» **WHAT IS NEEDED**: Copy the full set of lines exactly as given.

[Dataset items]
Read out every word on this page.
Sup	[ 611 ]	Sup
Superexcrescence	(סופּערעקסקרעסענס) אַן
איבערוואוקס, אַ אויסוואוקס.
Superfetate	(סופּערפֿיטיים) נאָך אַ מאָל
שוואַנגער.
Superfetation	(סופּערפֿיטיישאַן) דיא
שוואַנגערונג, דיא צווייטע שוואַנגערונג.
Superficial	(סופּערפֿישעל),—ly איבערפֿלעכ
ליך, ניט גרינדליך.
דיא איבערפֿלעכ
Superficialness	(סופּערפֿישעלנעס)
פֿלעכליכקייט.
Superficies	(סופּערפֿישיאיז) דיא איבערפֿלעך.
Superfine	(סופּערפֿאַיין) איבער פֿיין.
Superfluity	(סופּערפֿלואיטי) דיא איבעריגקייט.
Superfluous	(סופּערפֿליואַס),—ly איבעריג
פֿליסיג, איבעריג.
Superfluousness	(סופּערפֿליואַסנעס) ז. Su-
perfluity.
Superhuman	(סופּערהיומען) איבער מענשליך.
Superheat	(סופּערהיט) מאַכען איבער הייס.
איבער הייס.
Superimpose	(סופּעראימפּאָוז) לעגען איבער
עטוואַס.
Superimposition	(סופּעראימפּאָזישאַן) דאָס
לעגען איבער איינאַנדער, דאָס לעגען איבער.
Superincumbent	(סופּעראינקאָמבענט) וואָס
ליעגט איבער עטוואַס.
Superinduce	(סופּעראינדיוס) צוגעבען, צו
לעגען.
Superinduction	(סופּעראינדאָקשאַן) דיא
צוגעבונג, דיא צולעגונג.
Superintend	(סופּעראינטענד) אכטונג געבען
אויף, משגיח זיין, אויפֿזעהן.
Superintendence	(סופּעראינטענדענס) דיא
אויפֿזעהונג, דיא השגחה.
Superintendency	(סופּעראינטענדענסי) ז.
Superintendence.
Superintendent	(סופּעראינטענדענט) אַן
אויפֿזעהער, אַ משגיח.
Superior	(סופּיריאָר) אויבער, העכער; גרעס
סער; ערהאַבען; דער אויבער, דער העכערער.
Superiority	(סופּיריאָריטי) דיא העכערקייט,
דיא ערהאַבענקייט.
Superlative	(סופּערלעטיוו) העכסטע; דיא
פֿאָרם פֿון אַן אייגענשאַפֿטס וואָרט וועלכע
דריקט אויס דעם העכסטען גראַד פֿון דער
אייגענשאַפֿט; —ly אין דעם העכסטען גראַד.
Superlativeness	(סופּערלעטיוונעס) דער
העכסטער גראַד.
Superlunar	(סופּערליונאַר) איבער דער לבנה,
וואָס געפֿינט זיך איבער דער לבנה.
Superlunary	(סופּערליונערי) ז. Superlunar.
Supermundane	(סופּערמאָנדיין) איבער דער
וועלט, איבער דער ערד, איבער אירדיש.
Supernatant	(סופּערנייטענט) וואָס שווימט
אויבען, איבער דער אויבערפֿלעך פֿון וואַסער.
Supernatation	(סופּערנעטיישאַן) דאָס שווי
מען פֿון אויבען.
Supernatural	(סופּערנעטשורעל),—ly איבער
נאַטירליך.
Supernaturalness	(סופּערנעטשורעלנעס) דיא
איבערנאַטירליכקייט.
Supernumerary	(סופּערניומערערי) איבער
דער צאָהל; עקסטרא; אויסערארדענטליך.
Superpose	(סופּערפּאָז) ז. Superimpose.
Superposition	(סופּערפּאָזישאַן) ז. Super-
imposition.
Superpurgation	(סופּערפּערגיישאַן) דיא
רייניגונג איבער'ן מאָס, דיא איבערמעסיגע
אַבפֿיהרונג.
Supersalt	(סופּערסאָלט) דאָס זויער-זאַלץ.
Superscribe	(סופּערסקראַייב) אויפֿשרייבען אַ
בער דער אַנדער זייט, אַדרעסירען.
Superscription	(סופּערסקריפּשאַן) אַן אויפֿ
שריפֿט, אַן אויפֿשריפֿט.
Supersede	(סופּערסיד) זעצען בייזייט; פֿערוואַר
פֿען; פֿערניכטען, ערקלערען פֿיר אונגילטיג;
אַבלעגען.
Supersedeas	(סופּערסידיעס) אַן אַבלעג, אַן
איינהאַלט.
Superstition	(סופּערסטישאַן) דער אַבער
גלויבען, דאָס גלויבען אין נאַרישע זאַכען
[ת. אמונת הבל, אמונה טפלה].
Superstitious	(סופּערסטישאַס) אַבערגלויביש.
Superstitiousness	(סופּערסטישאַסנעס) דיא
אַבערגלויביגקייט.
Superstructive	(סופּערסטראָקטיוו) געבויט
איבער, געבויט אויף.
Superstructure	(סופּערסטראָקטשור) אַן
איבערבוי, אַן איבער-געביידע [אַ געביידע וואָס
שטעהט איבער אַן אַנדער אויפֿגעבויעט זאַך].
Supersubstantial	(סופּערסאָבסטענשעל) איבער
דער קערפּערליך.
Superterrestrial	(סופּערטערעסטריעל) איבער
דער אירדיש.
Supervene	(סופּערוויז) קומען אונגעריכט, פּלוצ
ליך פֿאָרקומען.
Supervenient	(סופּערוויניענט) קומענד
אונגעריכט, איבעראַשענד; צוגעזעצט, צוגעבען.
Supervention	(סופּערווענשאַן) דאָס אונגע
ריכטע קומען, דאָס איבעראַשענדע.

» **PROBLEM SOLUTION**:
Read out every word on this page.
Sup	[ 611 ]	Sup
Superexcrescence	(סופּערעקסקרעסענס) אַן
איבערוואוקס, אַ אויסוואוקס.
Superfetate	(סופּערפֿיטיים) נאָך אַ מאָל
שוואַנגער.
Superfetation	(סופּערפֿיטיישאַן) דיא
שוואַנגערונג, דיא צווייטע שוואַנגערונג.
Superficial	(סופּערפֿישעל),—ly איבערפֿלעכ
ליך, ניט גרינדליך.
דיא איבערפֿלעכ
Superficialness	(סופּערפֿישעלנעס)
פֿלעכליכקייט.
Superficies	(סופּערפֿישיאיז) דיא איבערפֿלעך.
Superfine	(סופּערפֿאַיין) איבער פֿיין.
Superfluity	(סופּערפֿלואיטי) דיא איבעריגקייט.
Superfluous	(סופּערפֿליואַס),—ly איבעריג
פֿליסיג, איבעריג.
Superfluousness	(סופּערפֿליואַסנעס) ז. Su-
perfluity.
Superhuman	(סופּערהיומען) איבער מענשליך.
Superheat	(סופּערהיט) מאַכען איבער הייס.
איבער הייס.
Superimpose	(סופּעראימפּאָוז) לעגען איבער
עטוואַס.
Superimposition	(סופּעראימפּאָזישאַן) דאָס
לעגען איבער איינאַנדער, דאָס לעגען איבער.
Superincumbent	(סופּעראינקאָמבענט) וואָס
ליעגט איבער עטוואַס.
Superinduce	(סופּעראינדיוס) צוגעבען, צו
לעגען.
Superinduction	(סופּעראינדאָקשאַן) דיא
צוגעבונג, דיא צולעגונג.
Superintend	(סופּעראינטענד) אכטונג געבען
אויף, משגיח זיין, אויפֿזעהן.
Superintendence	(סופּעראינטענדענס) דיא
אויפֿזעהונג, דיא השגחה.
Superintendency	(סופּעראינטענדענסי) ז.
Superintendence.
Superintendent	(סופּעראינטענדענט) אַן
אויפֿזעהער, אַ משגיח.
Superior	(סופּיריאָר) אויבער, העכער; גרעס
סער; ערהאַבען; דער אויבער, דער העכערער.
Superiority	(סופּיריאָריטי) דיא העכערקייט,
דיא ערהאַבענקייט.
Superlative	(סופּערלעטיוו) העכסטע; דיא
פֿאָרם פֿון אַן אייגענשאַפֿטס וואָרט וועלכע
דריקט אויס דעם העכסטען גראַד פֿון דער
אייגענשאַפֿט; —ly אין דעם העכסטען גראַד.
Superlativeness	(סופּערלעטיוונעס) דער
העכסטער גראַד.
Superlunar	(סופּערליונאַר) איבער דער לבנה,
וואָס געפֿינט זיך איבער דער לבנה.
Superlunary	(סופּערליונערי) ז. Superlunar.
Supermundane	(סופּערמאָנדיין) איבער דער
וועלט, איבער דער ערד, איבער אירדיש.
Supernatant	(סופּערנייטענט) וואָס שווימט
אויבען, איבער דער אויבערפֿלעך פֿון וואַסער.
Supernatation	(סופּערנעטיישאַן) דאָס שווי
מען פֿון אויבען.
Supernatural	(סופּערנעטשורעל),—ly איבער
נאַטירליך.
Supernaturalness	(סופּערנעטשורעלנעס) דיא
איבערנאַטירליכקייט.
Supernumerary	(סופּערניומערערי) איבער
דער צאָהל; עקסטרא; אויסערארדענטליך.
Superpose	(סופּערפּאָז) ז. Superimpose.
Superposition	(סופּערפּאָזישאַן) ז. Super-
imposition.
Superpurgation	(סופּערפּערגיישאַן) דיא
רייניגונג איבער'ן מאָס, דיא איבערמעסיגע
אַבפֿיהרונג.
Supersalt	(סופּערסאָלט) דאָס זויער-זאַלץ.
Superscribe	(סופּערסקראַייב) אויפֿשרייבען אַ
בער דער אַנדער זייט, אַדרעסירען.
Superscription	(סופּערסקריפּשאַן) אַן אויפֿ
שריפֿט, אַן אויפֿשריפֿט.
Supersede	(סופּערסיד) זעצען בייזייט; פֿערוואַר
פֿען; פֿערניכטען, ערקלערען פֿיר אונגילטיג;
אַבלעגען.
Supersedeas	(סופּערסידיעס) אַן אַבלעג, אַן
איינהאַלט.
Superstition	(סופּערסטישאַן) דער אַבער
גלויבען, דאָס גלויבען אין נאַרישע זאַכען
[ת. אמונת הבל, אמונה טפלה].
Superstitious	(סופּערסטישאַס) אַבערגלויביש.
Superstitiousness	(סופּערסטישאַסנעס) דיא
אַבערגלויביגקייט.
Superstructive	(סופּערסטראָקטיוו) געבויט
איבער, געבויט אויף.
Superstructure	(סופּערסטראָקטשור) אַן
איבערבוי, אַן איבער-געביידע [אַ געביידע וואָס
שטעהט איבער אַן אַנדער אויפֿגעבויעט זאַך].
Supersubstantial	(סופּערסאָבסטענשעל) איבער
דער קערפּערליך.
Superterrestrial	(סופּערטערעסטריעל) איבער
דער אירדיש.
Supervene	(סופּערוויז) קומען אונגעריכט, פּלוצ
ליך פֿאָרקומען.
Supervenient	(סופּערוויניענט) קומענד
אונגעריכט, איבעראַשענד; צוגעזעצט, צוגעבען.
Supervention	(סופּערווענשאַן) דאָס אונגע
ריכטע קומען, דאָס איבעראַשענדע.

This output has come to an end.